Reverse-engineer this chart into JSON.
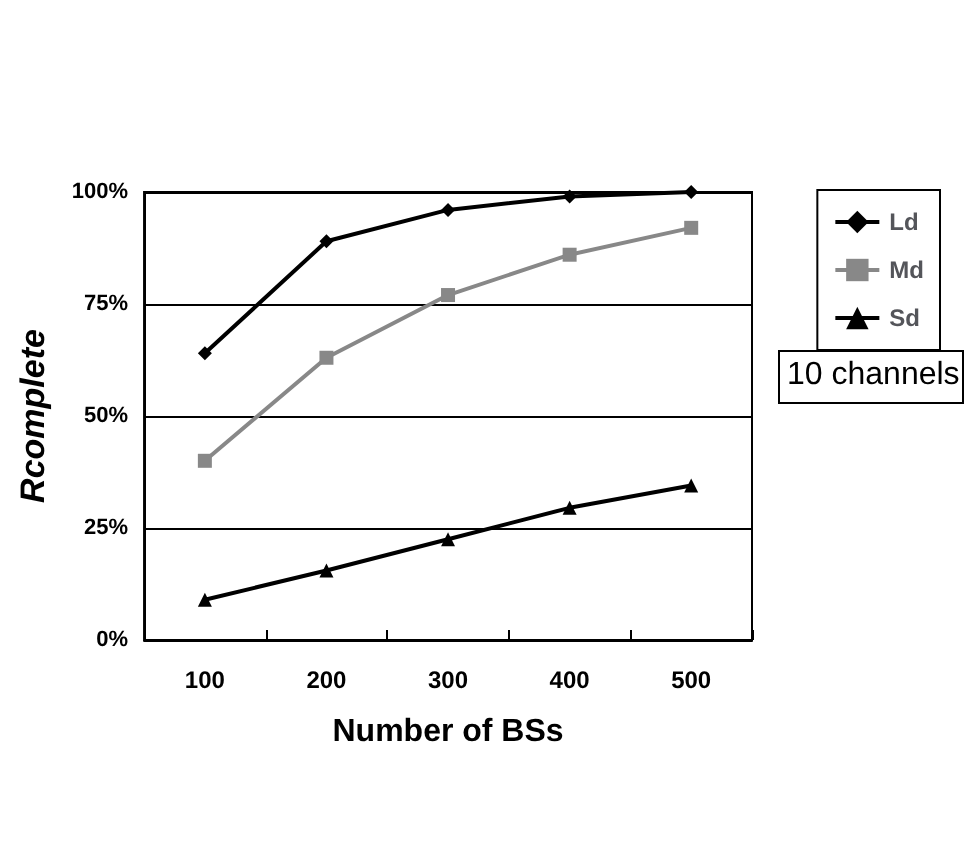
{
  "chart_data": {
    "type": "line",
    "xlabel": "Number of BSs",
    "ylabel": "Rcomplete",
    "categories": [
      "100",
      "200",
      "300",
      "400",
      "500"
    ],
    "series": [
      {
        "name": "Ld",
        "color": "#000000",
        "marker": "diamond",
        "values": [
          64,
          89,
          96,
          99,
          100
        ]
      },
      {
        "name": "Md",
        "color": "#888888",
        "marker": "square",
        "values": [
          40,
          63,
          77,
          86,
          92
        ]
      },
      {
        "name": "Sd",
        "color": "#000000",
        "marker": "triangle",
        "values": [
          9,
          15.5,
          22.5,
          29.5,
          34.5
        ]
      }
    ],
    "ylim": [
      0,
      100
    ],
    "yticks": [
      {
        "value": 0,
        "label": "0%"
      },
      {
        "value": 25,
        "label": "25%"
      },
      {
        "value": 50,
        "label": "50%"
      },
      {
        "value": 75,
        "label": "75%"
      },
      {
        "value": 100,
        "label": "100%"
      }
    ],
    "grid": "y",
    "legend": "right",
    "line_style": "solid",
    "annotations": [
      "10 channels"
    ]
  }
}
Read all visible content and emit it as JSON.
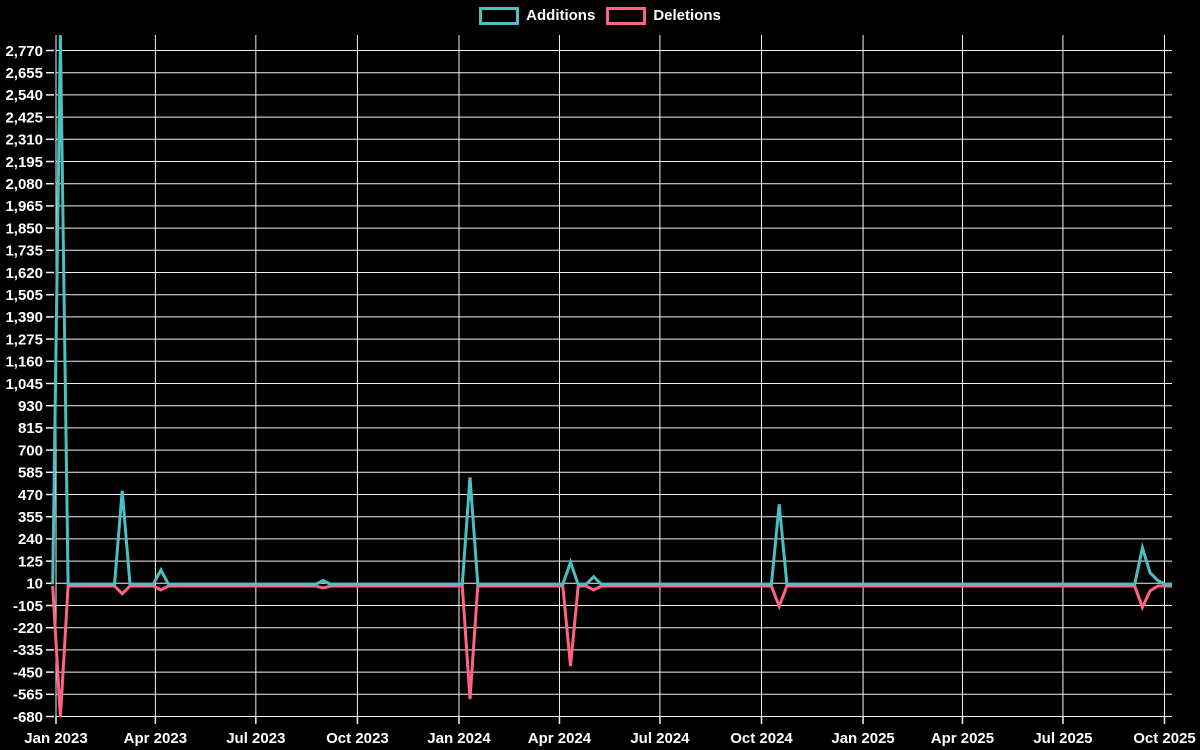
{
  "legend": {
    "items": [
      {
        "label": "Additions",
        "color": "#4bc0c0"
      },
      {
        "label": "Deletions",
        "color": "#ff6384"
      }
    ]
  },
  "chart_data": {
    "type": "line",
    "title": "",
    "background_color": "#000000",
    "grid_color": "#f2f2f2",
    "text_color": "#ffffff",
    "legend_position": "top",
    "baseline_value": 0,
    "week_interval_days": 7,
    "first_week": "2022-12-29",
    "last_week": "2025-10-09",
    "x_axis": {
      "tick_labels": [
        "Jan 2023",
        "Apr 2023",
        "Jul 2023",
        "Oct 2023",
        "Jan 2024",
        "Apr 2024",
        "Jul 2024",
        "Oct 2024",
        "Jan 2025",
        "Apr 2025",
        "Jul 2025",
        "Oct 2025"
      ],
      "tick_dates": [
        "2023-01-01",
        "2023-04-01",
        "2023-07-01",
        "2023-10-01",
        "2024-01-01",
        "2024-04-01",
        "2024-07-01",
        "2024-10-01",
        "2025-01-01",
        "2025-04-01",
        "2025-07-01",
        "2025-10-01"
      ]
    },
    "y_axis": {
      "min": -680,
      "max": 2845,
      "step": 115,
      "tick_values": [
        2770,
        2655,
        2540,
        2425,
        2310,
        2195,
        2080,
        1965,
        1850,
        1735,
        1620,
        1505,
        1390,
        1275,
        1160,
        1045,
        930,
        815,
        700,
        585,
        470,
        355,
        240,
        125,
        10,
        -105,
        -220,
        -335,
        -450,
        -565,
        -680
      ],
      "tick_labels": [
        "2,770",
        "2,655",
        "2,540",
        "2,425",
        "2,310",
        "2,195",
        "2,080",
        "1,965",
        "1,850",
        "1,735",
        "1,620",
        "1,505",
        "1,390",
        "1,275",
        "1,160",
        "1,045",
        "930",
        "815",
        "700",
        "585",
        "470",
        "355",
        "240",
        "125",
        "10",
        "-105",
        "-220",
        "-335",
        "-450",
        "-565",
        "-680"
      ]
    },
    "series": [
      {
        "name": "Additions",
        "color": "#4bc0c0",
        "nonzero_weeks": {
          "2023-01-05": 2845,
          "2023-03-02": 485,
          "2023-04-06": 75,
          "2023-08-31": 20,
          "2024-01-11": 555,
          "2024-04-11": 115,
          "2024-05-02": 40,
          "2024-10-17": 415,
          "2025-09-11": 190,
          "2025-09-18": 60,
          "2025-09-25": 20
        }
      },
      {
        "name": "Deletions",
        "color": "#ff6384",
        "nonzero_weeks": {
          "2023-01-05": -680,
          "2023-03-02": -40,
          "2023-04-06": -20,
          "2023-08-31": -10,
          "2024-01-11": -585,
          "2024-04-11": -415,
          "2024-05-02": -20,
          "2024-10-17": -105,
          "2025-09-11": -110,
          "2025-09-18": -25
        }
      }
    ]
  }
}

PROBLEM DETAILS |
Copy out all of the material exactly as written, without its pictures.

ANSWER BELOW |
Reverse-engineer this chart into JSON.
{
  "chart_data": {
    "type": "line",
    "xlabel": "Number of BSs",
    "ylabel": "Rcomplete",
    "categories": [
      "100",
      "200",
      "300",
      "400",
      "500"
    ],
    "series": [
      {
        "name": "Ld",
        "color": "#000000",
        "marker": "diamond",
        "values": [
          64,
          89,
          96,
          99,
          100
        ]
      },
      {
        "name": "Md",
        "color": "#888888",
        "marker": "square",
        "values": [
          40,
          63,
          77,
          86,
          92
        ]
      },
      {
        "name": "Sd",
        "color": "#000000",
        "marker": "triangle",
        "values": [
          9,
          15.5,
          22.5,
          29.5,
          34.5
        ]
      }
    ],
    "ylim": [
      0,
      100
    ],
    "yticks": [
      {
        "value": 0,
        "label": "0%"
      },
      {
        "value": 25,
        "label": "25%"
      },
      {
        "value": 50,
        "label": "50%"
      },
      {
        "value": 75,
        "label": "75%"
      },
      {
        "value": 100,
        "label": "100%"
      }
    ],
    "grid": "y",
    "legend": "right",
    "line_style": "solid",
    "annotations": [
      "10 channels"
    ]
  }
}
Read all visible content and emit it as JSON.
{
  "legend": {
    "items": [
      {
        "label": "Additions",
        "color": "#4bc0c0"
      },
      {
        "label": "Deletions",
        "color": "#ff6384"
      }
    ]
  },
  "chart_data": {
    "type": "line",
    "title": "",
    "background_color": "#000000",
    "grid_color": "#f2f2f2",
    "text_color": "#ffffff",
    "legend_position": "top",
    "baseline_value": 0,
    "week_interval_days": 7,
    "first_week": "2022-12-29",
    "last_week": "2025-10-09",
    "x_axis": {
      "tick_labels": [
        "Jan 2023",
        "Apr 2023",
        "Jul 2023",
        "Oct 2023",
        "Jan 2024",
        "Apr 2024",
        "Jul 2024",
        "Oct 2024",
        "Jan 2025",
        "Apr 2025",
        "Jul 2025",
        "Oct 2025"
      ],
      "tick_dates": [
        "2023-01-01",
        "2023-04-01",
        "2023-07-01",
        "2023-10-01",
        "2024-01-01",
        "2024-04-01",
        "2024-07-01",
        "2024-10-01",
        "2025-01-01",
        "2025-04-01",
        "2025-07-01",
        "2025-10-01"
      ]
    },
    "y_axis": {
      "min": -680,
      "max": 2845,
      "step": 115,
      "tick_values": [
        2770,
        2655,
        2540,
        2425,
        2310,
        2195,
        2080,
        1965,
        1850,
        1735,
        1620,
        1505,
        1390,
        1275,
        1160,
        1045,
        930,
        815,
        700,
        585,
        470,
        355,
        240,
        125,
        10,
        -105,
        -220,
        -335,
        -450,
        -565,
        -680
      ],
      "tick_labels": [
        "2,770",
        "2,655",
        "2,540",
        "2,425",
        "2,310",
        "2,195",
        "2,080",
        "1,965",
        "1,850",
        "1,735",
        "1,620",
        "1,505",
        "1,390",
        "1,275",
        "1,160",
        "1,045",
        "930",
        "815",
        "700",
        "585",
        "470",
        "355",
        "240",
        "125",
        "10",
        "-105",
        "-220",
        "-335",
        "-450",
        "-565",
        "-680"
      ]
    },
    "series": [
      {
        "name": "Additions",
        "color": "#4bc0c0",
        "nonzero_weeks": {
          "2023-01-05": 2845,
          "2023-03-02": 485,
          "2023-04-06": 75,
          "2023-08-31": 20,
          "2024-01-11": 555,
          "2024-04-11": 115,
          "2024-05-02": 40,
          "2024-10-17": 415,
          "2025-09-11": 190,
          "2025-09-18": 60,
          "2025-09-25": 20
        }
      },
      {
        "name": "Deletions",
        "color": "#ff6384",
        "nonzero_weeks": {
          "2023-01-05": -680,
          "2023-03-02": -40,
          "2023-04-06": -20,
          "2023-08-31": -10,
          "2024-01-11": -585,
          "2024-04-11": -415,
          "2024-05-02": -20,
          "2024-10-17": -105,
          "2025-09-11": -110,
          "2025-09-18": -25
        }
      }
    ]
  }
}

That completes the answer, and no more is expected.